WORK TO COMPLETE: Return the material word for word. Do not include the pictures.
⁂
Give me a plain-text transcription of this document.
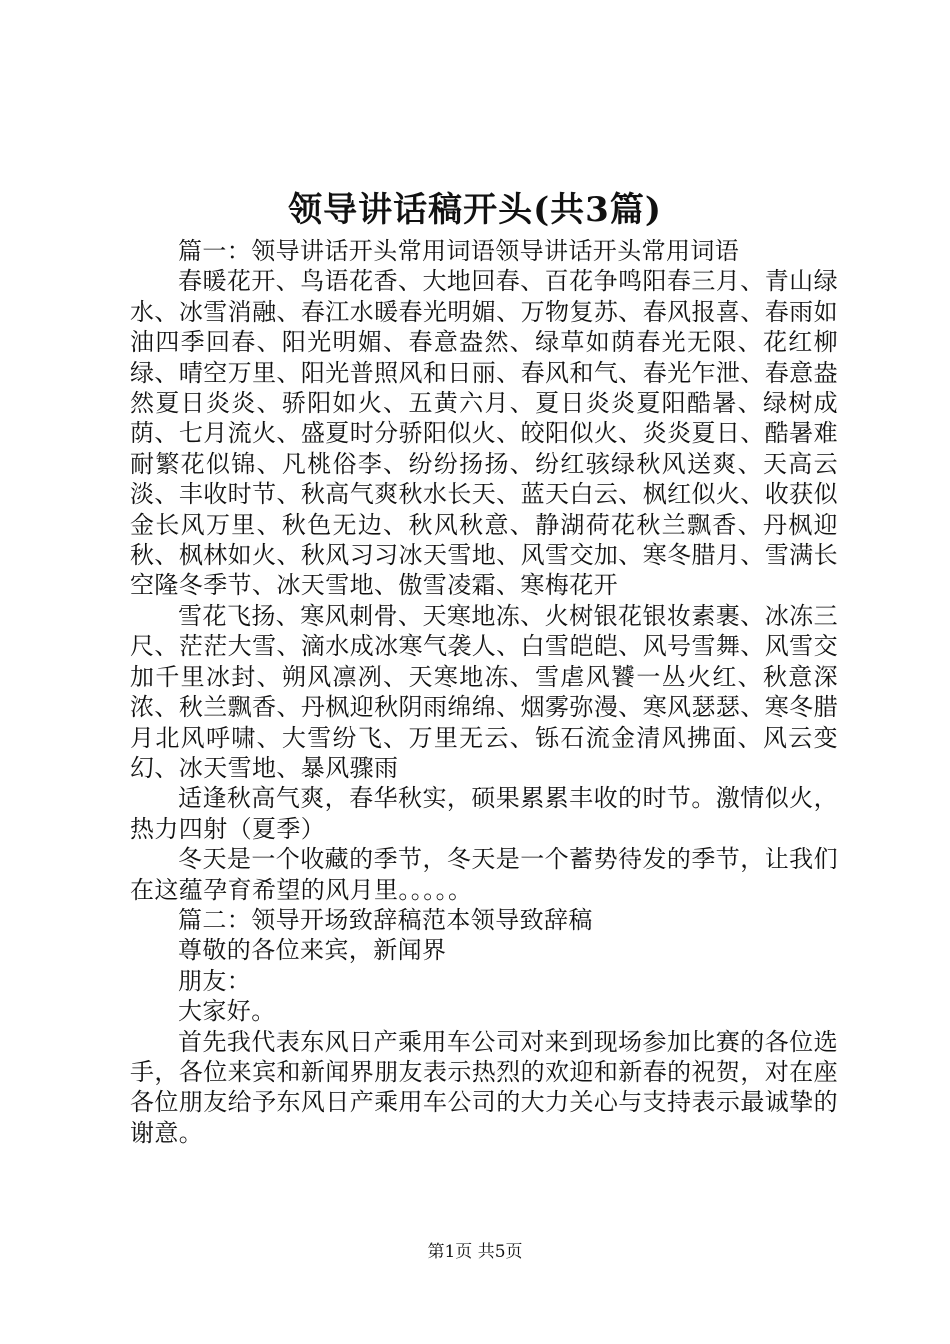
领导讲话稿开头(共3篇)

篇一：领导讲话开头常用词语领导讲话开头常用词语

春暖花开、鸟语花香、大地回春、百花争鸣阳春三月、青山绿水、冰雪消融、春江水暖春光明媚、万物复苏、春风报喜、春雨如油四季回春、阳光明媚、春意盎然、绿草如荫春光无限、花红柳绿、晴空万里、阳光普照风和日丽、春风和气、春光乍泄、春意盎然夏日炎炎、骄阳如火、五黄六月、夏日炎炎夏阳酷暑、绿树成荫、七月流火、盛夏时分骄阳似火、皎阳似火、炎炎夏日、酷暑难耐繁花似锦、凡桃俗李、纷纷扬扬、纷红骇绿秋风送爽、天高云淡、丰收时节、秋高气爽秋水长天、蓝天白云、枫红似火、收获似金长风万里、秋色无边、秋风秋意、静湖荷花秋兰飘香、丹枫迎秋、枫林如火、秋风习习冰天雪地、风雪交加、寒冬腊月、雪满长空隆冬季节、冰天雪地、傲雪凌霜、寒梅花开

雪花飞扬、寒风刺骨、天寒地冻、火树银花银妆素裹、冰冻三尺、茫茫大雪、滴水成冰寒气袭人、白雪皑皑、风号雪舞、风雪交加千里冰封、朔风凛冽、天寒地冻、雪虐风饕一丛火红、秋意深浓、秋兰飘香、丹枫迎秋阴雨绵绵、烟雾弥漫、寒风瑟瑟、寒冬腊月北风呼啸、大雪纷飞、万里无云、铄石流金清风拂面、风云变幻、冰天雪地、暴风骤雨

适逢秋高气爽，春华秋实，硕果累累丰收的时节。激情似火，热力四射（夏季）

冬天是一个收藏的季节，冬天是一个蓄势待发的季节，让我们在这蕴孕育希望的风月里。。。。。

篇二：领导开场致辞稿范本领导致辞稿

尊敬的各位来宾，新闻界

朋友：

大家好。

首先我代表东风日产乘用车公司对来到现场参加比赛的各位选手，各位来宾和新闻界朋友表示热烈的欢迎和新春的祝贺，对在座各位朋友给予东风日产乘用车公司的大力关心与支持表示最诚挚的谢意。

第1页 共5页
⁂
SOLVED PROBLEM:
Give me a plain-text transcription of this document.
领导讲话稿开头(共3篇)

篇一：领导讲话开头常用词语领导讲话开头常用词语

春暖花开、鸟语花香、大地回春、百花争鸣阳春三月、青山绿水、冰雪消融、春江水暖春光明媚、万物复苏、春风报喜、春雨如油四季回春、阳光明媚、春意盎然、绿草如荫春光无限、花红柳绿、晴空万里、阳光普照风和日丽、春风和气、春光乍泄、春意盎然夏日炎炎、骄阳如火、五黄六月、夏日炎炎夏阳酷暑、绿树成荫、七月流火、盛夏时分骄阳似火、皎阳似火、炎炎夏日、酷暑难耐繁花似锦、凡桃俗李、纷纷扬扬、纷红骇绿秋风送爽、天高云淡、丰收时节、秋高气爽秋水长天、蓝天白云、枫红似火、收获似金长风万里、秋色无边、秋风秋意、静湖荷花秋兰飘香、丹枫迎秋、枫林如火、秋风习习冰天雪地、风雪交加、寒冬腊月、雪满长空隆冬季节、冰天雪地、傲雪凌霜、寒梅花开

雪花飞扬、寒风刺骨、天寒地冻、火树银花银妆素裹、冰冻三尺、茫茫大雪、滴水成冰寒气袭人、白雪皑皑、风号雪舞、风雪交加千里冰封、朔风凛冽、天寒地冻、雪虐风饕一丛火红、秋意深浓、秋兰飘香、丹枫迎秋阴雨绵绵、烟雾弥漫、寒风瑟瑟、寒冬腊月北风呼啸、大雪纷飞、万里无云、铄石流金清风拂面、风云变幻、冰天雪地、暴风骤雨

适逢秋高气爽，春华秋实，硕果累累丰收的时节。激情似火，热力四射（夏季）

冬天是一个收藏的季节，冬天是一个蓄势待发的季节，让我们在这蕴孕育希望的风月里。。。。。

篇二：领导开场致辞稿范本领导致辞稿

尊敬的各位来宾，新闻界

朋友：

大家好。

首先我代表东风日产乘用车公司对来到现场参加比赛的各位选手，各位来宾和新闻界朋友表示热烈的欢迎和新春的祝贺，对在座各位朋友给予东风日产乘用车公司的大力关心与支持表示最诚挚的谢意。

第1页 共5页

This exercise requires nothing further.